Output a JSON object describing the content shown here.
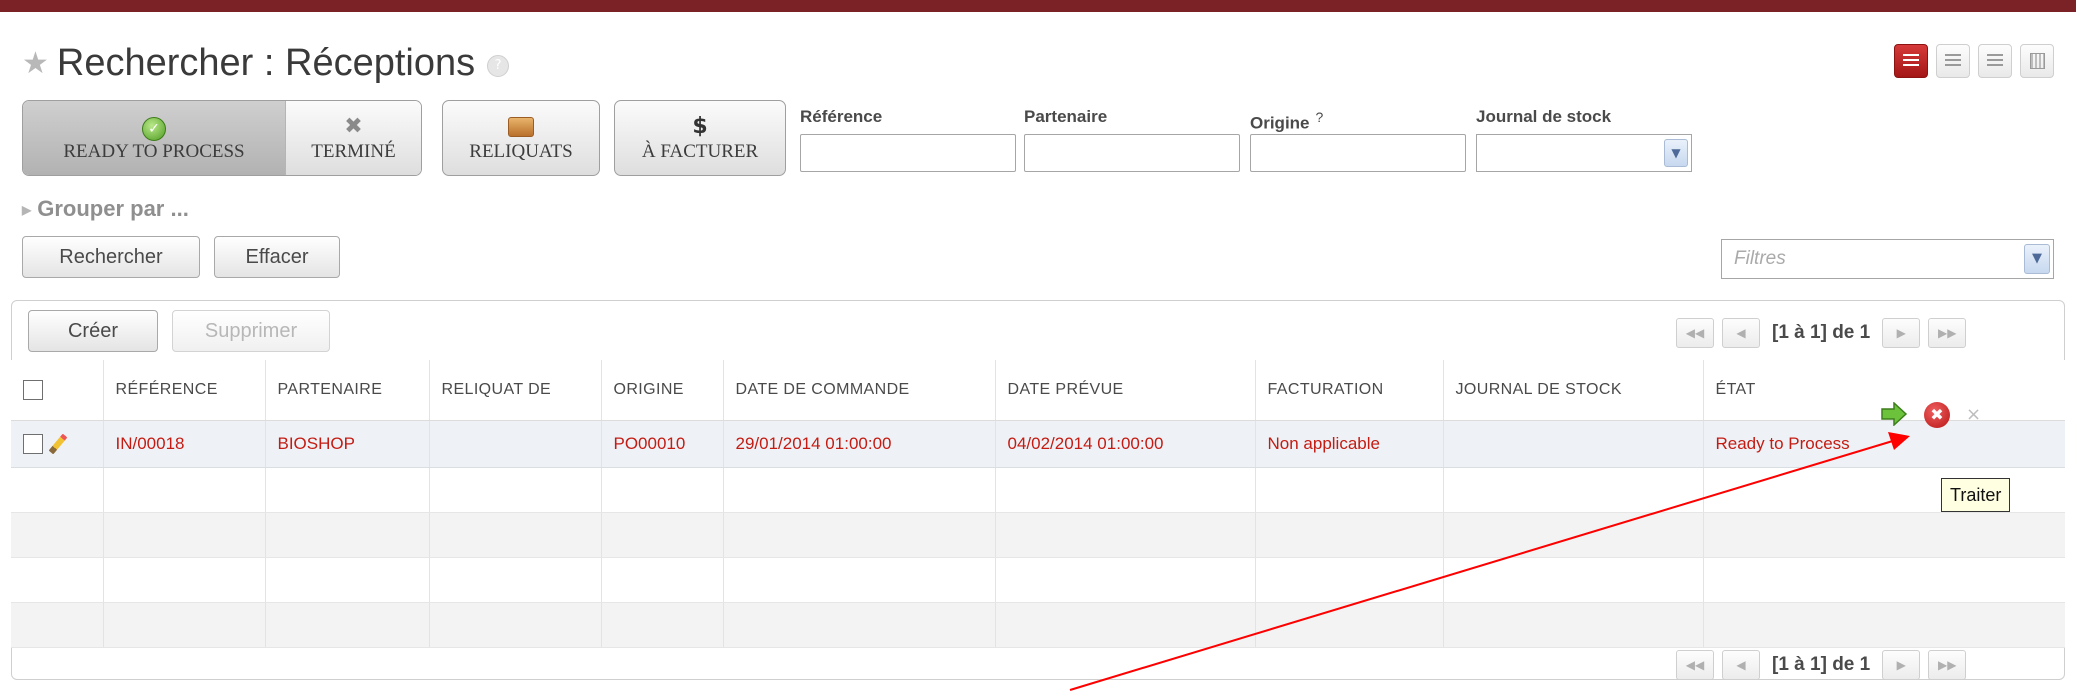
{
  "header": {
    "title": "Rechercher : Réceptions",
    "help": "?"
  },
  "view_switch": [
    "list-view-icon",
    "grid-view-icon",
    "form-view-icon",
    "calendar-view-icon"
  ],
  "filters": {
    "ready_to_process": "READY TO PROCESS",
    "termine": "TERMINÉ",
    "reliquats": "RELIQUATS",
    "a_facturer": "À FACTURER"
  },
  "search_fields": {
    "reference_label": "Référence",
    "partenaire_label": "Partenaire",
    "origine_label": "Origine",
    "origine_help": "?",
    "journal_label": "Journal de stock"
  },
  "group_by": "Grouper par ...",
  "buttons": {
    "rechercher": "Rechercher",
    "effacer": "Effacer",
    "creer": "Créer",
    "supprimer": "Supprimer"
  },
  "filters_select_placeholder": "Filtres",
  "pager": {
    "info": "[1 à 1] de 1"
  },
  "table": {
    "columns": [
      "RÉFÉRENCE",
      "PARTENAIRE",
      "RELIQUAT DE",
      "ORIGINE",
      "DATE DE COMMANDE",
      "DATE PRÉVUE",
      "FACTURATION",
      "JOURNAL DE STOCK",
      "ÉTAT"
    ],
    "rows": [
      {
        "reference": "IN/00018",
        "partenaire": "BIOSHOP",
        "reliquat_de": "",
        "origine": "PO00010",
        "date_commande": "29/01/2014 01:00:00",
        "date_prevue": "04/02/2014 01:00:00",
        "facturation": "Non applicable",
        "journal": "",
        "etat": "Ready to Process"
      }
    ]
  },
  "tooltip": "Traiter",
  "colors": {
    "top_bar": "#7a2226",
    "row_text": "#c41b12",
    "annotation_arrow": "#ff0000"
  }
}
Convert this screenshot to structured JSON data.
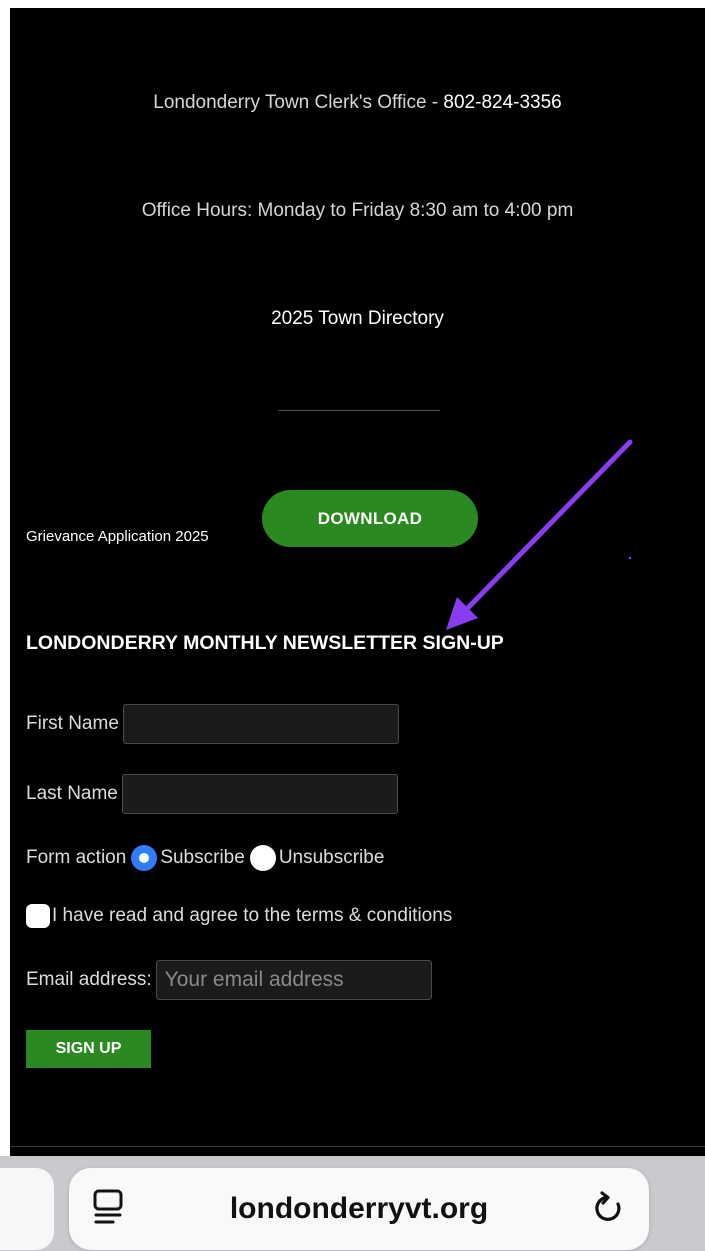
*-*-*
Without including any pictures, reproduce the listing exactly.

Output a JSON object describing the content shown here.
{
  "header": {
    "title": "Rechercher : Réceptions",
    "help": "?"
  },
  "view_switch": [
    "list-view-icon",
    "grid-view-icon",
    "form-view-icon",
    "calendar-view-icon"
  ],
  "filters": {
    "ready_to_process": "READY TO PROCESS",
    "termine": "TERMINÉ",
    "reliquats": "RELIQUATS",
    "a_facturer": "À FACTURER"
  },
  "search_fields": {
    "reference_label": "Référence",
    "partenaire_label": "Partenaire",
    "origine_label": "Origine",
    "origine_help": "?",
    "journal_label": "Journal de stock"
  },
  "group_by": "Grouper par ...",
  "buttons": {
    "rechercher": "Rechercher",
    "effacer": "Effacer",
    "creer": "Créer",
    "supprimer": "Supprimer"
  },
  "filters_select_placeholder": "Filtres",
  "pager": {
    "info": "[1 à 1] de 1"
  },
  "table": {
    "columns": [
      "RÉFÉRENCE",
      "PARTENAIRE",
      "RELIQUAT DE",
      "ORIGINE",
      "DATE DE COMMANDE",
      "DATE PRÉVUE",
      "FACTURATION",
      "JOURNAL DE STOCK",
      "ÉTAT"
    ],
    "rows": [
      {
        "reference": "IN/00018",
        "partenaire": "BIOSHOP",
        "reliquat_de": "",
        "origine": "PO00010",
        "date_commande": "29/01/2014 01:00:00",
        "date_prevue": "04/02/2014 01:00:00",
        "facturation": "Non applicable",
        "journal": "",
        "etat": "Ready to Process"
      }
    ]
  },
  "tooltip": "Traiter",
  "colors": {
    "top_bar": "#7a2226",
    "row_text": "#c41b12",
    "annotation_arrow": "#ff0000"
  }
}
Convert this screenshot to structured JSON data.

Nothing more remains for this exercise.